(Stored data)
#####

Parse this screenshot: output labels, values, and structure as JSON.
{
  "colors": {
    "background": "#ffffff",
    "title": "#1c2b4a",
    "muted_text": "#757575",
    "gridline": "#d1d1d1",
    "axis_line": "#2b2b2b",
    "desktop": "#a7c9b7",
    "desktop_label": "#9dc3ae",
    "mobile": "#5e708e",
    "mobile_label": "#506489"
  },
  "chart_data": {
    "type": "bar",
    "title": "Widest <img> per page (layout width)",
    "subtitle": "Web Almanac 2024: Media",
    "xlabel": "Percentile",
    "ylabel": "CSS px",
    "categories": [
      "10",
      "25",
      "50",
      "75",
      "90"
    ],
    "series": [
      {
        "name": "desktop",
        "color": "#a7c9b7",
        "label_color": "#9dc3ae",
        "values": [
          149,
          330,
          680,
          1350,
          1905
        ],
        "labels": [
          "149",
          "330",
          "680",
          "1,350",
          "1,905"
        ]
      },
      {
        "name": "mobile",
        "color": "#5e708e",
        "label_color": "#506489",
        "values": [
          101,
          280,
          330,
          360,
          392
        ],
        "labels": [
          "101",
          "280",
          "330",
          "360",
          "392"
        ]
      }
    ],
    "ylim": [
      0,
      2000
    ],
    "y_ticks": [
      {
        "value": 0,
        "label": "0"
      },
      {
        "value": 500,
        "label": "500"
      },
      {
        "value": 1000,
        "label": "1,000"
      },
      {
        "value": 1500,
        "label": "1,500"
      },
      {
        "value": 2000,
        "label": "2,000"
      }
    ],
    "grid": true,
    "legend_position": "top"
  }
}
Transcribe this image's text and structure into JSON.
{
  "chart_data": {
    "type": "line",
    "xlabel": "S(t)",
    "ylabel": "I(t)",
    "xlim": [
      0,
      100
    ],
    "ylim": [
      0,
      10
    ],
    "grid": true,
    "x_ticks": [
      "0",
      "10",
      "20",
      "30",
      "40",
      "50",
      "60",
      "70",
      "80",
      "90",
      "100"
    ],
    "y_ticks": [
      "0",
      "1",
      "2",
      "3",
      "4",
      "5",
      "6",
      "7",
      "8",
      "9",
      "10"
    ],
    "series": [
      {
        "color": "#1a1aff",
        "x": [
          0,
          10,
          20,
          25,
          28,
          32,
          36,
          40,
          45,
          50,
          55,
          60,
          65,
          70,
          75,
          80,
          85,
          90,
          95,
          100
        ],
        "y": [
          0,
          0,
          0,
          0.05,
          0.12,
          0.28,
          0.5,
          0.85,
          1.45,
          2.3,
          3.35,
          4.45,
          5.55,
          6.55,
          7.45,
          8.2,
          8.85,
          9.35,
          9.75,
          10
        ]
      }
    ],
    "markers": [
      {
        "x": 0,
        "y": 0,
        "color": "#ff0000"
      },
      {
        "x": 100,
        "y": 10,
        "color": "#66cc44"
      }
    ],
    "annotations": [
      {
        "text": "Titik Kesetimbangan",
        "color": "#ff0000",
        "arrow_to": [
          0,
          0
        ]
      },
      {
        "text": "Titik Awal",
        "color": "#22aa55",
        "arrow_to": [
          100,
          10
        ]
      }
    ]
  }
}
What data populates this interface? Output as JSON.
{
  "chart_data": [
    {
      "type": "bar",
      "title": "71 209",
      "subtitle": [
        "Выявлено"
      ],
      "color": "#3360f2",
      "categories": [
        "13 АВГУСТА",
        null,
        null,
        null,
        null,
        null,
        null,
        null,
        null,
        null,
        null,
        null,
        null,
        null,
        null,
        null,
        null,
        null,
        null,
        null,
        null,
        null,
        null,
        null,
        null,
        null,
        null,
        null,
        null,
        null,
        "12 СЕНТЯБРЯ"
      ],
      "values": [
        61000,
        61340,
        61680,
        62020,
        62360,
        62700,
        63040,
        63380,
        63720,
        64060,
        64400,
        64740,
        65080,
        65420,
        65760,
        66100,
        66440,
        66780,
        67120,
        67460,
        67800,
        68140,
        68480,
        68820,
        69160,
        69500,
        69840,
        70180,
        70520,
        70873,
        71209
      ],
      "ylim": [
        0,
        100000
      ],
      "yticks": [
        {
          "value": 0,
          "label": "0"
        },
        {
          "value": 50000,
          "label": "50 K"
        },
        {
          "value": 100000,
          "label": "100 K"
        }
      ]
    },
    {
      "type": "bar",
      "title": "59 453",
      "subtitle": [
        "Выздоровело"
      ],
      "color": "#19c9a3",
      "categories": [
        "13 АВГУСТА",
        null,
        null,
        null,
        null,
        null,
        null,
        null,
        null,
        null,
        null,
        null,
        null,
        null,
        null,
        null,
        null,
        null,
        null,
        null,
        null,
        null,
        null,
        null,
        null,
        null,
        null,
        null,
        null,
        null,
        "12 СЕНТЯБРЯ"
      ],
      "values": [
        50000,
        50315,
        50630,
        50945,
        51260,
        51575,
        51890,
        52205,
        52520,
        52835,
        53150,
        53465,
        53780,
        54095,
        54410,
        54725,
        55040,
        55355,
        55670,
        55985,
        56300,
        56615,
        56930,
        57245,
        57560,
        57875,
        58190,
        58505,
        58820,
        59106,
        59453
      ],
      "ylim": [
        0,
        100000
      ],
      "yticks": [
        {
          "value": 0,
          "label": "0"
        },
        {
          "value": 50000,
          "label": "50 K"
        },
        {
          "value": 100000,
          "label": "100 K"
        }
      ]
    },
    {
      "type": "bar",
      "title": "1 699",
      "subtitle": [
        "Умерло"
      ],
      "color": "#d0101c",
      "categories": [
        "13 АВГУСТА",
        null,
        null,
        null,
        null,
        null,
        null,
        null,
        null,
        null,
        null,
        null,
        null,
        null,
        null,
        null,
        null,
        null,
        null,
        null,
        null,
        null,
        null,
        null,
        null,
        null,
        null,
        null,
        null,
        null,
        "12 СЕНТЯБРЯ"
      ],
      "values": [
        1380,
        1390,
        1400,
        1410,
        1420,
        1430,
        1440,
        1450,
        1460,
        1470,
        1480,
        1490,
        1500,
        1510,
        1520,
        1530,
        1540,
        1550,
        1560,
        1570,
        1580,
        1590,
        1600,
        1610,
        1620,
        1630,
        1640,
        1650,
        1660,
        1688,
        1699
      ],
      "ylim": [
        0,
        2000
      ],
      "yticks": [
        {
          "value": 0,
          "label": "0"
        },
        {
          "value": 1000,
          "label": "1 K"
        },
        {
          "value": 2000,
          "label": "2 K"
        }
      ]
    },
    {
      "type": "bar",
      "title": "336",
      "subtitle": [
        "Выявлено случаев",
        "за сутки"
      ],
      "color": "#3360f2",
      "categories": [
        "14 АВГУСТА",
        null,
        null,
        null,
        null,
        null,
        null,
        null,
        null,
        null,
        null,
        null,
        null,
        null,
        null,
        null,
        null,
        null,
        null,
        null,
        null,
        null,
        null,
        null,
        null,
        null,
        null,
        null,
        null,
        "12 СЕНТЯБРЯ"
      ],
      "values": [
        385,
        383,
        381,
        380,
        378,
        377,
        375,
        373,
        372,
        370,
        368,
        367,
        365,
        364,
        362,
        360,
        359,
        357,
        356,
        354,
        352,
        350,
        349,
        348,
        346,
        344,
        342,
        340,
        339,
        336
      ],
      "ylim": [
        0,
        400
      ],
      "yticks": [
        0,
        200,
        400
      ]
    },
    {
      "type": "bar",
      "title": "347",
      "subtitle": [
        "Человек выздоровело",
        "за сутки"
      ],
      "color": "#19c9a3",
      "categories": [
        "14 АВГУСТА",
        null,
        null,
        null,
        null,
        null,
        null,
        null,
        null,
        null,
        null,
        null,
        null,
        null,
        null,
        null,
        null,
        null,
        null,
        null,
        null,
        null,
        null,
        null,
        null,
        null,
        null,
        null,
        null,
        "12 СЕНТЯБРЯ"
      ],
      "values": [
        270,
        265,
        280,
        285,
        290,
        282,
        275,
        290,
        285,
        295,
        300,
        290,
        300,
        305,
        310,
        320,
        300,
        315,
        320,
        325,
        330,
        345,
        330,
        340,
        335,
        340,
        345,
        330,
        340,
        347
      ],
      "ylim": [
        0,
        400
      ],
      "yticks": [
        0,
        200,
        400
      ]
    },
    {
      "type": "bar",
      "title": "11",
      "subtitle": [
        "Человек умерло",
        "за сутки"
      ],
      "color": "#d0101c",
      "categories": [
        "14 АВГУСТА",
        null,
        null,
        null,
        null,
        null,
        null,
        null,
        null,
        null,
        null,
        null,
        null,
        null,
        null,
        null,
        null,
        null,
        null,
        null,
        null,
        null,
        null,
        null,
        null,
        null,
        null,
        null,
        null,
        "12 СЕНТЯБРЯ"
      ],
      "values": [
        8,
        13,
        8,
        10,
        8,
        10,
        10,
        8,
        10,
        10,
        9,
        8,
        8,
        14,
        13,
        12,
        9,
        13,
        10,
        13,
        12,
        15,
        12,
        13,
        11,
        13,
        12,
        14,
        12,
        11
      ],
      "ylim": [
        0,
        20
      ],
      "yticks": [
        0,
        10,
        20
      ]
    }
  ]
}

#####

_Work required_: Out of the material above, gather each line where "Человек" appears.

_Reply_:
        "Человек выздоровело",
        "Человек умерло",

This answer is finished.